_Brief_:
Copy nothing but the text: repeat each entry exactly and drop the images.

Data records
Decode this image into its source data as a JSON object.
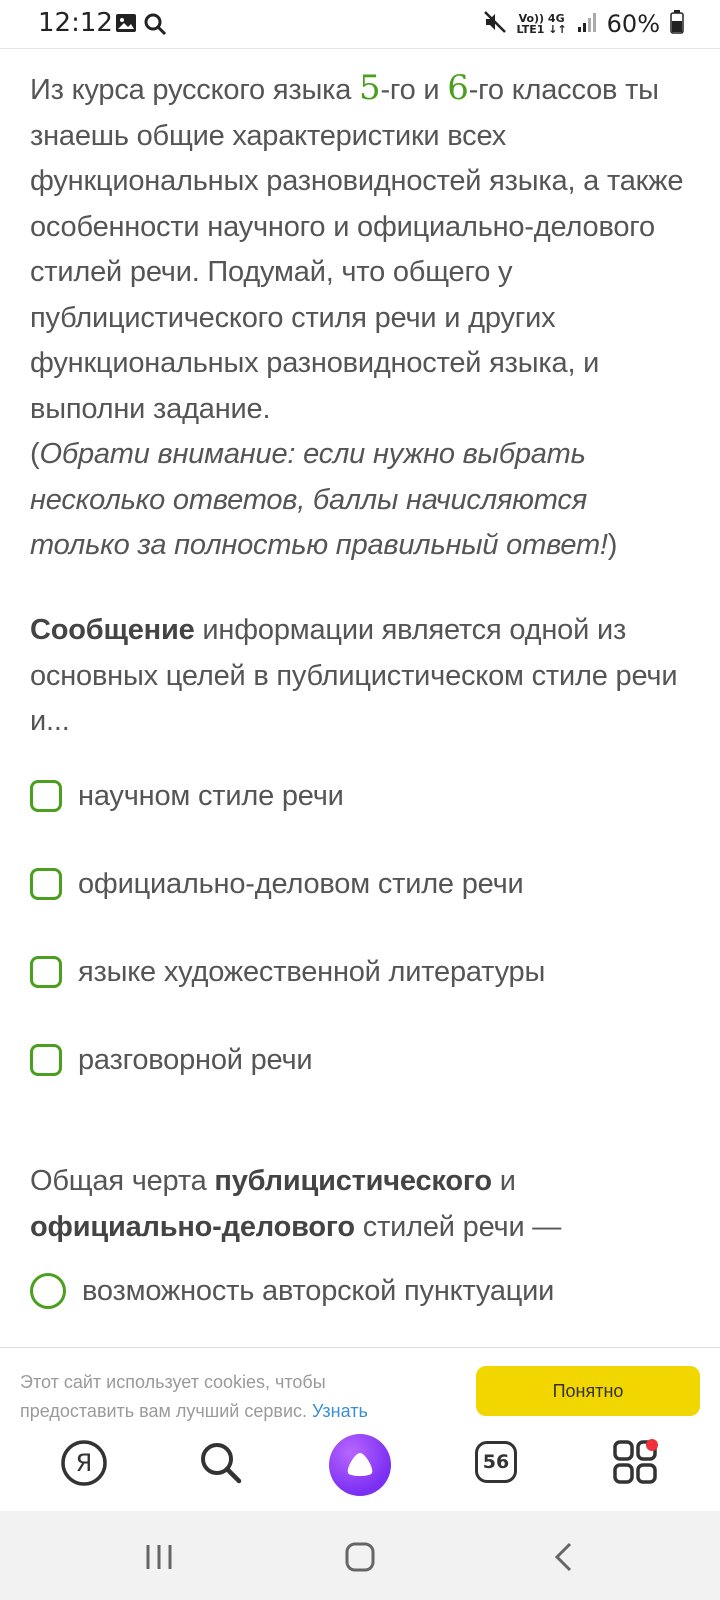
{
  "status_bar": {
    "time": "12:12",
    "net_top": "Vo)) 4G",
    "net_bottom": "LTE1 ↓↑",
    "battery": "60%"
  },
  "intro": {
    "p1": "Из курса русского языка ",
    "n1": "5",
    "p2": "-го и ",
    "n2": "6",
    "p3": "-го классов ты знаешь общие характеристики всех функциональных разновидностей языка, а также особенности научного и официально-делового стилей речи. Подумай, что общего у публицистического стиля речи и других функциональных разновидностей языка, и выполни задание.",
    "note_open": "(",
    "note": "Обрати внимание: если нужно выбрать несколько ответов, баллы начисляются только за полностью правильный ответ!",
    "note_close": ")"
  },
  "question1": {
    "bold": "Сообщение",
    "text": " информации является одной из основных целей в публицистическом стиле речи и...",
    "options": [
      "научном стиле речи",
      "официально-деловом стиле речи",
      "языке художественной литературы",
      "разговорной речи"
    ]
  },
  "question2": {
    "t1": "Общая черта ",
    "b1": "публицистического",
    "t2": " и ",
    "b2": "официально-делового",
    "t3": " стилей речи —",
    "options": [
      "возможность авторской пунктуации"
    ]
  },
  "cookie": {
    "text": "Этот сайт использует cookies, чтобы предоставить вам лучший сервис. ",
    "link": "Узнать",
    "button": "Понятно"
  },
  "browser_bar": {
    "tabs_count": "56"
  },
  "colors": {
    "accent_green": "#4aa01e",
    "cookie_button": "#f2d600",
    "alice_purple": "#7b2ff2"
  }
}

_Solved problem_:
Decode this image into its source data as a JSON object.
{
  "status_bar": {
    "time": "12:12",
    "net_top": "Vo)) 4G",
    "net_bottom": "LTE1 ↓↑",
    "battery": "60%"
  },
  "intro": {
    "p1": "Из курса русского языка ",
    "n1": "5",
    "p2": "-го и ",
    "n2": "6",
    "p3": "-го классов ты знаешь общие характеристики всех функциональных разновидностей языка, а также особенности научного и официально-делового стилей речи. Подумай, что общего у публицистического стиля речи и других функциональных разновидностей языка, и выполни задание.",
    "note_open": "(",
    "note": "Обрати внимание: если нужно выбрать несколько ответов, баллы начисляются только за полностью правильный ответ!",
    "note_close": ")"
  },
  "question1": {
    "bold": "Сообщение",
    "text": " информации является одной из основных целей в публицистическом стиле речи и...",
    "options": [
      "научном стиле речи",
      "официально-деловом стиле речи",
      "языке художественной литературы",
      "разговорной речи"
    ]
  },
  "question2": {
    "t1": "Общая черта ",
    "b1": "публицистического",
    "t2": " и ",
    "b2": "официально-делового",
    "t3": " стилей речи —",
    "options": [
      "возможность авторской пунктуации"
    ]
  },
  "cookie": {
    "text": "Этот сайт использует cookies, чтобы предоставить вам лучший сервис. ",
    "link": "Узнать",
    "button": "Понятно"
  },
  "browser_bar": {
    "tabs_count": "56"
  },
  "colors": {
    "accent_green": "#4aa01e",
    "cookie_button": "#f2d600",
    "alice_purple": "#7b2ff2"
  }
}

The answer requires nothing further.